Filter the entries that follow, copying every line in which the word "Guinea" appears.
####################
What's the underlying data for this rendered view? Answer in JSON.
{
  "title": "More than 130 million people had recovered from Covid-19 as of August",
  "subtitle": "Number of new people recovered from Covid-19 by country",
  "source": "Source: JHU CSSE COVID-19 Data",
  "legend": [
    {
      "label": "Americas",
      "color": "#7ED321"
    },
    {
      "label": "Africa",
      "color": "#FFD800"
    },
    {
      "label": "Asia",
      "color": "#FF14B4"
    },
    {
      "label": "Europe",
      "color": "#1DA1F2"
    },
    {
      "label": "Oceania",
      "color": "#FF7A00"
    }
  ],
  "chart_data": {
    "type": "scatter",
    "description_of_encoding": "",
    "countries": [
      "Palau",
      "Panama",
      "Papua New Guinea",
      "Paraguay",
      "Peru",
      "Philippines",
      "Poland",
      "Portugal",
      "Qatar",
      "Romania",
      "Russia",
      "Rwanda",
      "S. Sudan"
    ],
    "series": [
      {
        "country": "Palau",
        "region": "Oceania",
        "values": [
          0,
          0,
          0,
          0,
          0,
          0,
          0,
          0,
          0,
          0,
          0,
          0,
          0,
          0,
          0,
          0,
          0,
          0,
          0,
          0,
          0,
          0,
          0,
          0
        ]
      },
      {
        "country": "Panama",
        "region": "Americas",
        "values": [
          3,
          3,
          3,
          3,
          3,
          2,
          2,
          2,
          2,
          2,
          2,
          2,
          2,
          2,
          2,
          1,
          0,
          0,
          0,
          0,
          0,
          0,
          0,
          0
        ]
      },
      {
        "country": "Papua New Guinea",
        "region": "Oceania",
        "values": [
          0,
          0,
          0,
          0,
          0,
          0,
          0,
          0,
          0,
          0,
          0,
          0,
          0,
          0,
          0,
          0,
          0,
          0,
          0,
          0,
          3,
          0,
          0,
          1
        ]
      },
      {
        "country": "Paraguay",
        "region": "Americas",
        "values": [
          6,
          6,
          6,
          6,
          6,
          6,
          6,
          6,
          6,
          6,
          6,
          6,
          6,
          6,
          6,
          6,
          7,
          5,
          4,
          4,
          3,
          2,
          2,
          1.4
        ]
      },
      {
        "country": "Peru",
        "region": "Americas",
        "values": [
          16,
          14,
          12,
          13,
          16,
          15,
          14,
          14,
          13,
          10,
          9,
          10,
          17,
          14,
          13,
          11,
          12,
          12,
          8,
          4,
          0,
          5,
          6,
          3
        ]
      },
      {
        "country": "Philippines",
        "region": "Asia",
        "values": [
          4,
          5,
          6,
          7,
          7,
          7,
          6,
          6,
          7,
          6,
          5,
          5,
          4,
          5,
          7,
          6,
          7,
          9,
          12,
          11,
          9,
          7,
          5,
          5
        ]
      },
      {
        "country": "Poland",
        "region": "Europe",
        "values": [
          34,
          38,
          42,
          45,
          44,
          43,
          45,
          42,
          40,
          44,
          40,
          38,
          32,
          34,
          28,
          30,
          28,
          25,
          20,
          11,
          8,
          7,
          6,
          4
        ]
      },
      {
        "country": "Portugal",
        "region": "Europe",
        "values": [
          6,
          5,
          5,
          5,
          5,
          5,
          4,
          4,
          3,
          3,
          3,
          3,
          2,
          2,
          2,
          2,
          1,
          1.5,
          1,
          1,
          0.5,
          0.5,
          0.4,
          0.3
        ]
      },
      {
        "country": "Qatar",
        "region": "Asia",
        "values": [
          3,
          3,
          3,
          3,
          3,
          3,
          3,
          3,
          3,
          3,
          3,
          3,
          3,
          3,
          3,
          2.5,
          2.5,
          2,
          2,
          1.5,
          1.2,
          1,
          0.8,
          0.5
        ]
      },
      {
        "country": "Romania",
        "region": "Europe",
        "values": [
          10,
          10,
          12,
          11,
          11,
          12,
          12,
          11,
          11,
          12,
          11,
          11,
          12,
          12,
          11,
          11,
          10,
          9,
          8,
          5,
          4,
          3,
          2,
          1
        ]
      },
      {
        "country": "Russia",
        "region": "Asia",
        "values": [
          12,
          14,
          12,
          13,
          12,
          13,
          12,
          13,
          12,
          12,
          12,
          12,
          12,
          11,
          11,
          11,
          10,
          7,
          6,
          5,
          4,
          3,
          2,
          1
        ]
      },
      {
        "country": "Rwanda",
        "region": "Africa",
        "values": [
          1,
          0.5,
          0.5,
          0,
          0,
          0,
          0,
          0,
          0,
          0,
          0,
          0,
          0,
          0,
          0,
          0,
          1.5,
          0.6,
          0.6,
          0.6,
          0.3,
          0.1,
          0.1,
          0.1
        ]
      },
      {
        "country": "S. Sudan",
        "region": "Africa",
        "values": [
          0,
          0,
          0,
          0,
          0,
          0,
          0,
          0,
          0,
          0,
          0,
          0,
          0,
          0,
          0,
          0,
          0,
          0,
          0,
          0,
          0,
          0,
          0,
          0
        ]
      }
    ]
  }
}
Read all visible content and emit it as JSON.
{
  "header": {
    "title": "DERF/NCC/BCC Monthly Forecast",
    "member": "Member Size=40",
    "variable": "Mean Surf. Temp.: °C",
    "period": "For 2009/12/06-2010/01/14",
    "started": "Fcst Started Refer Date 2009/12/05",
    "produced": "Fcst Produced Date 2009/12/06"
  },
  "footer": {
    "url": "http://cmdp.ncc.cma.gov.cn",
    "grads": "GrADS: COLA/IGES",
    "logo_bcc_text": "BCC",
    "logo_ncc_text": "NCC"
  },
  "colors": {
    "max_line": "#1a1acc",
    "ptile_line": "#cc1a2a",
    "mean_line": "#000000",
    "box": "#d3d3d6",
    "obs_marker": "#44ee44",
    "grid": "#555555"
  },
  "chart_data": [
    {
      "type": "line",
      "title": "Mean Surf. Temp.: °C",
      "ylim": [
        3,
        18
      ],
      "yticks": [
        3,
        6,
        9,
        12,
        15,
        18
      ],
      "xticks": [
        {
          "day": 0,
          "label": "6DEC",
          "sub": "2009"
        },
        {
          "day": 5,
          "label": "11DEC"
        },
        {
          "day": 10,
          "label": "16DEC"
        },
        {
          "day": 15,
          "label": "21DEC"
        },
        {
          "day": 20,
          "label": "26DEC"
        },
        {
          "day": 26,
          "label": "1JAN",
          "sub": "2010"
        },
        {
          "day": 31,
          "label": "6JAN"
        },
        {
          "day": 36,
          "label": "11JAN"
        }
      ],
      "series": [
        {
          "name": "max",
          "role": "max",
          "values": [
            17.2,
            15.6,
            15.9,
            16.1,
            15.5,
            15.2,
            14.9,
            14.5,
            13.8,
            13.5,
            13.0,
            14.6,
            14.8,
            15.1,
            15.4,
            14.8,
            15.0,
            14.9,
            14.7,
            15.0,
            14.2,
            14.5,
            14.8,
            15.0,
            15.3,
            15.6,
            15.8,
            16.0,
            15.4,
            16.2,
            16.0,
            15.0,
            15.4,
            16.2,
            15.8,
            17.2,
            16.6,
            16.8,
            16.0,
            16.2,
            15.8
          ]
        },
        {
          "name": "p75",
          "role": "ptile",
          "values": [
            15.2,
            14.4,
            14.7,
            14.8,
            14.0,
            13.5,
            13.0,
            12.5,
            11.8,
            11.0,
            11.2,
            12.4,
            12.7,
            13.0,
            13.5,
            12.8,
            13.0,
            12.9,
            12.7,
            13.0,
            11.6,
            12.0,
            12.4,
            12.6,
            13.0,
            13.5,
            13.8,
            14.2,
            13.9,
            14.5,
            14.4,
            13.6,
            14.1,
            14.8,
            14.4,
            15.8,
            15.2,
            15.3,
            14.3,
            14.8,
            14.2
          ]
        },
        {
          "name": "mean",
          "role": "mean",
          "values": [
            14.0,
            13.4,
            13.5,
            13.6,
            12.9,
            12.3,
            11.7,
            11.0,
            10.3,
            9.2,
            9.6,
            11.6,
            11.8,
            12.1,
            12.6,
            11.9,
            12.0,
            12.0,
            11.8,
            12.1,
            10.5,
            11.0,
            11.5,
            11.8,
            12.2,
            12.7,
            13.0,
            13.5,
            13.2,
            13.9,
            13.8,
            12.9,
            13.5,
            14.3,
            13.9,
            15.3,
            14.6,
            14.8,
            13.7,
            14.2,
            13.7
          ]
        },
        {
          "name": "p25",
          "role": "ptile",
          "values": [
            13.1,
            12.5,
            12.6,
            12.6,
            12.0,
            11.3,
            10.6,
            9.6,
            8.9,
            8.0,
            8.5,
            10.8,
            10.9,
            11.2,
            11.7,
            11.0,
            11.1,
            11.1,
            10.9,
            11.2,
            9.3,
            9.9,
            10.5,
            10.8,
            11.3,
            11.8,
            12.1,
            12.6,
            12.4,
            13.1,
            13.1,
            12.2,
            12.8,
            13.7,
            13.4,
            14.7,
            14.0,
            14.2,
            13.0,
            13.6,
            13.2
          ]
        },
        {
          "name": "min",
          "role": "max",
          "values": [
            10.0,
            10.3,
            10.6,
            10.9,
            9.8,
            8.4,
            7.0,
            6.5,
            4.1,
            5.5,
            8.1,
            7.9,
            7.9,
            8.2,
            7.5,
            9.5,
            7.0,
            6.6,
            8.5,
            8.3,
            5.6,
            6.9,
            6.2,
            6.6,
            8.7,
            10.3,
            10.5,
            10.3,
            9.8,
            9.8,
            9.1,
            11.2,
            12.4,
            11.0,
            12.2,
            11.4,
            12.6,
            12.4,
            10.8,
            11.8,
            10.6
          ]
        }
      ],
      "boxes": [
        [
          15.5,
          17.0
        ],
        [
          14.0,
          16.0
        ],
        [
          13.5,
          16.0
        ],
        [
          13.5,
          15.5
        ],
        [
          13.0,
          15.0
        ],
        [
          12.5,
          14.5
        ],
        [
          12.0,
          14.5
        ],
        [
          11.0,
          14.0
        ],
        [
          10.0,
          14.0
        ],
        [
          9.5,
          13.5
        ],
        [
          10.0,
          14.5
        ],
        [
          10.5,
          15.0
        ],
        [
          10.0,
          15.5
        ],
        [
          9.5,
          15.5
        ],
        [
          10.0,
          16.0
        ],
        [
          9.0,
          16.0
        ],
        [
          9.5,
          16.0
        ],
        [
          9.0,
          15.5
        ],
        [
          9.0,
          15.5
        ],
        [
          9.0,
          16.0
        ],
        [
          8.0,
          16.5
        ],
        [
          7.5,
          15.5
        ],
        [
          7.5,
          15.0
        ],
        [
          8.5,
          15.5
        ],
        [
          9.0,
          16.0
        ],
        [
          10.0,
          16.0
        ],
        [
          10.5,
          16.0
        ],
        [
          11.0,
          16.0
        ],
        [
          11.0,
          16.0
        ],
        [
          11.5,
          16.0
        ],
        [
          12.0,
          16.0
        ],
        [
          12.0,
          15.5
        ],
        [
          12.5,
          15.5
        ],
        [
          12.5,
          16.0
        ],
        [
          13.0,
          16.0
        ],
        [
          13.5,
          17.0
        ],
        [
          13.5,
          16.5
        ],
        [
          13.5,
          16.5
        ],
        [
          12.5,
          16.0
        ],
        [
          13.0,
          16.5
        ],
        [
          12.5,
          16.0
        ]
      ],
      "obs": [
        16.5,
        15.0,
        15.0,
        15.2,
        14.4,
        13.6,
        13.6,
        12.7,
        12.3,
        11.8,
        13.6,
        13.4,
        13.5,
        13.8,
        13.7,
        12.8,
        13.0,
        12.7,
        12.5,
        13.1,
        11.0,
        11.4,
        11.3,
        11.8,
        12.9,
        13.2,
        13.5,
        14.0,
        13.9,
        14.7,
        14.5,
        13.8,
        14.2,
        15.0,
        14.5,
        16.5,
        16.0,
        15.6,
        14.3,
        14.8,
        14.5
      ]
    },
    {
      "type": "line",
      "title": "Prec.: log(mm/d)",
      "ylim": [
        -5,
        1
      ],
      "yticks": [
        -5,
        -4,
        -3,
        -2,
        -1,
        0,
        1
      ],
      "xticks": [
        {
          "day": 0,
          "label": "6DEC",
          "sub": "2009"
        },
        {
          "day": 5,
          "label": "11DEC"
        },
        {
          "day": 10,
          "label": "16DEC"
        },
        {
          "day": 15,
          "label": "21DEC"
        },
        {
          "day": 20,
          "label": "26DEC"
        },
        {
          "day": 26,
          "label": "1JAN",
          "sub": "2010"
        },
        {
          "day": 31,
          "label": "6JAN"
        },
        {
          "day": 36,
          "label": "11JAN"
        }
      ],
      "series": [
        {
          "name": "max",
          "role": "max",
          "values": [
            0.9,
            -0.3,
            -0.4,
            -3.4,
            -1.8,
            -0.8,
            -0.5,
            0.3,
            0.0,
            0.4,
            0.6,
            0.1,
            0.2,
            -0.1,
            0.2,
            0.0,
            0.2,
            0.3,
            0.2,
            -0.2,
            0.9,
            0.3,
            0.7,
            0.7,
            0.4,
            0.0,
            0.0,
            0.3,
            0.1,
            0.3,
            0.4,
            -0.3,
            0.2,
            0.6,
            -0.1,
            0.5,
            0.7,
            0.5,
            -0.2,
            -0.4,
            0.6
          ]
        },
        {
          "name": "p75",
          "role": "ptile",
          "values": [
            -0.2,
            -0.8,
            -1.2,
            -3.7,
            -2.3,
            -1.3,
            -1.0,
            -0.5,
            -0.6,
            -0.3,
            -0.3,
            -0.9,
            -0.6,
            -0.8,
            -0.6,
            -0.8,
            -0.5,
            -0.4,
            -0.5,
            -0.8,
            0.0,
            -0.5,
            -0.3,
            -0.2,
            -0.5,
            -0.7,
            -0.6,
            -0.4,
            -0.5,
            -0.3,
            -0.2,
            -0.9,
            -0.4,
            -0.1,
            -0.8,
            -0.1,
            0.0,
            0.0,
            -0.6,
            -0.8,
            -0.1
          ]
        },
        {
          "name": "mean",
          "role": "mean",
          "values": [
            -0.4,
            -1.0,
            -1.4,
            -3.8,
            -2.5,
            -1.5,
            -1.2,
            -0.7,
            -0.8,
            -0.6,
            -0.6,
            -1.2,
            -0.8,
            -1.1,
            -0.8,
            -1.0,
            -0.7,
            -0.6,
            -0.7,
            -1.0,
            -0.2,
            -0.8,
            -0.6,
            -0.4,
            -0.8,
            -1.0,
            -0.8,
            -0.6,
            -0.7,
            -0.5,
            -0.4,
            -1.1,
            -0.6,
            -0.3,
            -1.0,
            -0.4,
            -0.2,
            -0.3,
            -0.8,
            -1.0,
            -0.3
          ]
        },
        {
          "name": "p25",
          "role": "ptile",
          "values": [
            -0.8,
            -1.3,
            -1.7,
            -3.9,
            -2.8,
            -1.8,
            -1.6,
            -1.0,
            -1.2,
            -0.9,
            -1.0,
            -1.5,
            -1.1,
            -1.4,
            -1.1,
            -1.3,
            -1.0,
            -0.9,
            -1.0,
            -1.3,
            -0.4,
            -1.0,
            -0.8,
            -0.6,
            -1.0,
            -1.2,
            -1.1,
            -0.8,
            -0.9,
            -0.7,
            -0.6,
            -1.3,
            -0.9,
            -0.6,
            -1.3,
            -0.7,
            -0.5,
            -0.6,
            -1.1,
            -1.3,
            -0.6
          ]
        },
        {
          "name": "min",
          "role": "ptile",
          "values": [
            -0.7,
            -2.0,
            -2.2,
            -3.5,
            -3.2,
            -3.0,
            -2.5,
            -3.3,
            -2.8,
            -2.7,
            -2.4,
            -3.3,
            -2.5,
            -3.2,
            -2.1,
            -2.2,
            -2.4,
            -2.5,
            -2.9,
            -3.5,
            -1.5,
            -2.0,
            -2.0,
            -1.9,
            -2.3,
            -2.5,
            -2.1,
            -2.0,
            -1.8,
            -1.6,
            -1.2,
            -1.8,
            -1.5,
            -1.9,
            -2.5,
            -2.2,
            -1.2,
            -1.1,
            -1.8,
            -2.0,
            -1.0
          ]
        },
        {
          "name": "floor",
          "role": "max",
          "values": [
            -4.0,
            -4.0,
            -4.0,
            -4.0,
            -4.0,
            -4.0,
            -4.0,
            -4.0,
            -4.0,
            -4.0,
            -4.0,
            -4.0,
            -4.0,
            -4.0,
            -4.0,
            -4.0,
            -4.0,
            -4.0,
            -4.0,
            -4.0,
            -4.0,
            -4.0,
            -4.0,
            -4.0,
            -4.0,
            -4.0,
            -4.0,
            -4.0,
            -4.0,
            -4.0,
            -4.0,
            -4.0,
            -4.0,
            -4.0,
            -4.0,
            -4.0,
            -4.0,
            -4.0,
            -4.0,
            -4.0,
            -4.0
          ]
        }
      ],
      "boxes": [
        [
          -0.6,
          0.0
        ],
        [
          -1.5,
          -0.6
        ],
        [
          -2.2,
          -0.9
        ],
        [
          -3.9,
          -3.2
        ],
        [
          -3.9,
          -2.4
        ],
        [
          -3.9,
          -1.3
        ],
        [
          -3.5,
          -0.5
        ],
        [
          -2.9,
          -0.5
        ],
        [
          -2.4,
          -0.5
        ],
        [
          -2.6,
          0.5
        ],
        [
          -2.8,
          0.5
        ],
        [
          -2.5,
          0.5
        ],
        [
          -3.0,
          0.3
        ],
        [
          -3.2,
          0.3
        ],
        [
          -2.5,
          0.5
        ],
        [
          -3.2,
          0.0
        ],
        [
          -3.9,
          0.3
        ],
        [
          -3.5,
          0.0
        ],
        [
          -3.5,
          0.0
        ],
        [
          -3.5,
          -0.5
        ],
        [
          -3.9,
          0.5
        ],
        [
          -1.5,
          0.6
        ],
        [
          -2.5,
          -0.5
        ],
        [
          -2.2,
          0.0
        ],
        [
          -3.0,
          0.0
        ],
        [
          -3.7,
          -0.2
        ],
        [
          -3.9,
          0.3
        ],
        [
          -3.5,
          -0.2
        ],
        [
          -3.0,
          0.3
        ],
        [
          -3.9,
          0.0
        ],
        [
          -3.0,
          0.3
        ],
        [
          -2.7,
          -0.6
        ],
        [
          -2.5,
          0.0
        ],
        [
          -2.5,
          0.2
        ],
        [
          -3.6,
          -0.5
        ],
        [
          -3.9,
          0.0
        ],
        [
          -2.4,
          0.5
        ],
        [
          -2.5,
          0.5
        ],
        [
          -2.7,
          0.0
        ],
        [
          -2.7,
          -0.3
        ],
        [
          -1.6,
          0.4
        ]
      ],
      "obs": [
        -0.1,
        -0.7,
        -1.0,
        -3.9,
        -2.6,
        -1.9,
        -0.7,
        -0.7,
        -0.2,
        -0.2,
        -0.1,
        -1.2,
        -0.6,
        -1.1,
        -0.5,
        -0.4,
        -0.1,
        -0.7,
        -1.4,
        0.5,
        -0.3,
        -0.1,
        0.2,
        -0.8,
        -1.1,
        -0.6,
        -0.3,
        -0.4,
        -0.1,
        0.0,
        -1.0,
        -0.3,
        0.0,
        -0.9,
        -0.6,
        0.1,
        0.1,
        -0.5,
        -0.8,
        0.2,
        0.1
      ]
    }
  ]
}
####################
=== EXERCISE OUTPUT ===
      "Papua New Guinea",
        "country": "Papua New Guinea",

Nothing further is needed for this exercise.